=== Data to use ===

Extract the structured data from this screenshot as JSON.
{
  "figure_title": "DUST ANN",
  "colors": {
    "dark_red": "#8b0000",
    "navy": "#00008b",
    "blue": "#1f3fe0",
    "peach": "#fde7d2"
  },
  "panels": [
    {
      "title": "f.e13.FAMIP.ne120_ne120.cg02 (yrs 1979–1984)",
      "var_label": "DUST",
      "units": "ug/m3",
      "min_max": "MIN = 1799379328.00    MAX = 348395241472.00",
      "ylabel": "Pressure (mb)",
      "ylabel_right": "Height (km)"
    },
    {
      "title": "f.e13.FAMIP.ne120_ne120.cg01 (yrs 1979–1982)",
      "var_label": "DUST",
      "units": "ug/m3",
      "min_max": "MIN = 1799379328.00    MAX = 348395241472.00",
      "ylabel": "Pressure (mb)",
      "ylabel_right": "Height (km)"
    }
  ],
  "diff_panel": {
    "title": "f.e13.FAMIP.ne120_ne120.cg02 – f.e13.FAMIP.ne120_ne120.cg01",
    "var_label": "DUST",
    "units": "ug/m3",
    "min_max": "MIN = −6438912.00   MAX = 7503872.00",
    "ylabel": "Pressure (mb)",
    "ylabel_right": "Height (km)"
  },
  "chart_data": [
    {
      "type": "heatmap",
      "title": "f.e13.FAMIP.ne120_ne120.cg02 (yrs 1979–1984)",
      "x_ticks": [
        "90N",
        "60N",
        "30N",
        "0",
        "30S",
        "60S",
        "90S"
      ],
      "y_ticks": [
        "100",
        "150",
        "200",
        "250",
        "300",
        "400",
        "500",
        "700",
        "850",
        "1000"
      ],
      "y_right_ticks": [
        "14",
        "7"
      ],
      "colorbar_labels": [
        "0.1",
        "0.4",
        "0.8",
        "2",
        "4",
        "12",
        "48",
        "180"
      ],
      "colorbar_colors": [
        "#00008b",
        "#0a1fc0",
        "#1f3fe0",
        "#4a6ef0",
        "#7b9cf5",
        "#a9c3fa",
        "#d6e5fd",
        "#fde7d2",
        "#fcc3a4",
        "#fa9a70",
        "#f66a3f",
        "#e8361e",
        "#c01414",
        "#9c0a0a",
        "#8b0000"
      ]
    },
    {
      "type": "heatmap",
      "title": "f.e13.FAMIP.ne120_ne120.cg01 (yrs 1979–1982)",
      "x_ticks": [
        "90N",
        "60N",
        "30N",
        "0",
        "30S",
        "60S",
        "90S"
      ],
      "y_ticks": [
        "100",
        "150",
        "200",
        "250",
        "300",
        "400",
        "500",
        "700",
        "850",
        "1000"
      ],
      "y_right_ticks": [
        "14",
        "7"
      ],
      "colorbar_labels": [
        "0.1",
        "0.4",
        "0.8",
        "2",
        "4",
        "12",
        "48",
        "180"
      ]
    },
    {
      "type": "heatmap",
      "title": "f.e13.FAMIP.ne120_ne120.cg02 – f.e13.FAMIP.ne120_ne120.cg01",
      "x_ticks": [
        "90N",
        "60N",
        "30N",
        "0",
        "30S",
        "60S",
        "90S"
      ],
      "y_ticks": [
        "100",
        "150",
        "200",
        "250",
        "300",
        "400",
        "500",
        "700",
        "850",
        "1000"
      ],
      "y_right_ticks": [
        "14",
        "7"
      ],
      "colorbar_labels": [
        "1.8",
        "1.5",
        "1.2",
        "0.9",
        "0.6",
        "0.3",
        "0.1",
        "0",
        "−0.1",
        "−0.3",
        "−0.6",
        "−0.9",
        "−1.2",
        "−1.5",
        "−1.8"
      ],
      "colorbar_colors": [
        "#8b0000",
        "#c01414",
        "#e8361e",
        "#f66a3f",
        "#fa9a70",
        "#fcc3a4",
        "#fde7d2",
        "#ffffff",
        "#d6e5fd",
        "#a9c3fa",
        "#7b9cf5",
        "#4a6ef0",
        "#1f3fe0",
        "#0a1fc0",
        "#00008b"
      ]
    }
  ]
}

===

Extract every entry in the listing word for word.

Extract the structured data from this screenshot as JSON.
{
  "figure_title": "DUST ANN",
  "colors": {
    "dark_red": "#8b0000",
    "navy": "#00008b",
    "blue": "#1f3fe0",
    "peach": "#fde7d2"
  },
  "panels": [
    {
      "title": "f.e13.FAMIP.ne120_ne120.cg02 (yrs 1979–1984)",
      "var_label": "DUST",
      "units": "ug/m3",
      "min_max": "MIN = 1799379328.00    MAX = 348395241472.00",
      "ylabel": "Pressure (mb)",
      "ylabel_right": "Height (km)"
    },
    {
      "title": "f.e13.FAMIP.ne120_ne120.cg01 (yrs 1979–1982)",
      "var_label": "DUST",
      "units": "ug/m3",
      "min_max": "MIN = 1799379328.00    MAX = 348395241472.00",
      "ylabel": "Pressure (mb)",
      "ylabel_right": "Height (km)"
    }
  ],
  "diff_panel": {
    "title": "f.e13.FAMIP.ne120_ne120.cg02 – f.e13.FAMIP.ne120_ne120.cg01",
    "var_label": "DUST",
    "units": "ug/m3",
    "min_max": "MIN = −6438912.00   MAX = 7503872.00",
    "ylabel": "Pressure (mb)",
    "ylabel_right": "Height (km)"
  },
  "chart_data": [
    {
      "type": "heatmap",
      "title": "f.e13.FAMIP.ne120_ne120.cg02 (yrs 1979–1984)",
      "x_ticks": [
        "90N",
        "60N",
        "30N",
        "0",
        "30S",
        "60S",
        "90S"
      ],
      "y_ticks": [
        "100",
        "150",
        "200",
        "250",
        "300",
        "400",
        "500",
        "700",
        "850",
        "1000"
      ],
      "y_right_ticks": [
        "14",
        "7"
      ],
      "colorbar_labels": [
        "0.1",
        "0.4",
        "0.8",
        "2",
        "4",
        "12",
        "48",
        "180"
      ],
      "colorbar_colors": [
        "#00008b",
        "#0a1fc0",
        "#1f3fe0",
        "#4a6ef0",
        "#7b9cf5",
        "#a9c3fa",
        "#d6e5fd",
        "#fde7d2",
        "#fcc3a4",
        "#fa9a70",
        "#f66a3f",
        "#e8361e",
        "#c01414",
        "#9c0a0a",
        "#8b0000"
      ]
    },
    {
      "type": "heatmap",
      "title": "f.e13.FAMIP.ne120_ne120.cg01 (yrs 1979–1982)",
      "x_ticks": [
        "90N",
        "60N",
        "30N",
        "0",
        "30S",
        "60S",
        "90S"
      ],
      "y_ticks": [
        "100",
        "150",
        "200",
        "250",
        "300",
        "400",
        "500",
        "700",
        "850",
        "1000"
      ],
      "y_right_ticks": [
        "14",
        "7"
      ],
      "colorbar_labels": [
        "0.1",
        "0.4",
        "0.8",
        "2",
        "4",
        "12",
        "48",
        "180"
      ]
    },
    {
      "type": "heatmap",
      "title": "f.e13.FAMIP.ne120_ne120.cg02 – f.e13.FAMIP.ne120_ne120.cg01",
      "x_ticks": [
        "90N",
        "60N",
        "30N",
        "0",
        "30S",
        "60S",
        "90S"
      ],
      "y_ticks": [
        "100",
        "150",
        "200",
        "250",
        "300",
        "400",
        "500",
        "700",
        "850",
        "1000"
      ],
      "y_right_ticks": [
        "14",
        "7"
      ],
      "colorbar_labels": [
        "1.8",
        "1.5",
        "1.2",
        "0.9",
        "0.6",
        "0.3",
        "0.1",
        "0",
        "−0.1",
        "−0.3",
        "−0.6",
        "−0.9",
        "−1.2",
        "−1.5",
        "−1.8"
      ],
      "colorbar_colors": [
        "#8b0000",
        "#c01414",
        "#e8361e",
        "#f66a3f",
        "#fa9a70",
        "#fcc3a4",
        "#fde7d2",
        "#ffffff",
        "#d6e5fd",
        "#a9c3fa",
        "#7b9cf5",
        "#4a6ef0",
        "#1f3fe0",
        "#0a1fc0",
        "#00008b"
      ]
    }
  ]
}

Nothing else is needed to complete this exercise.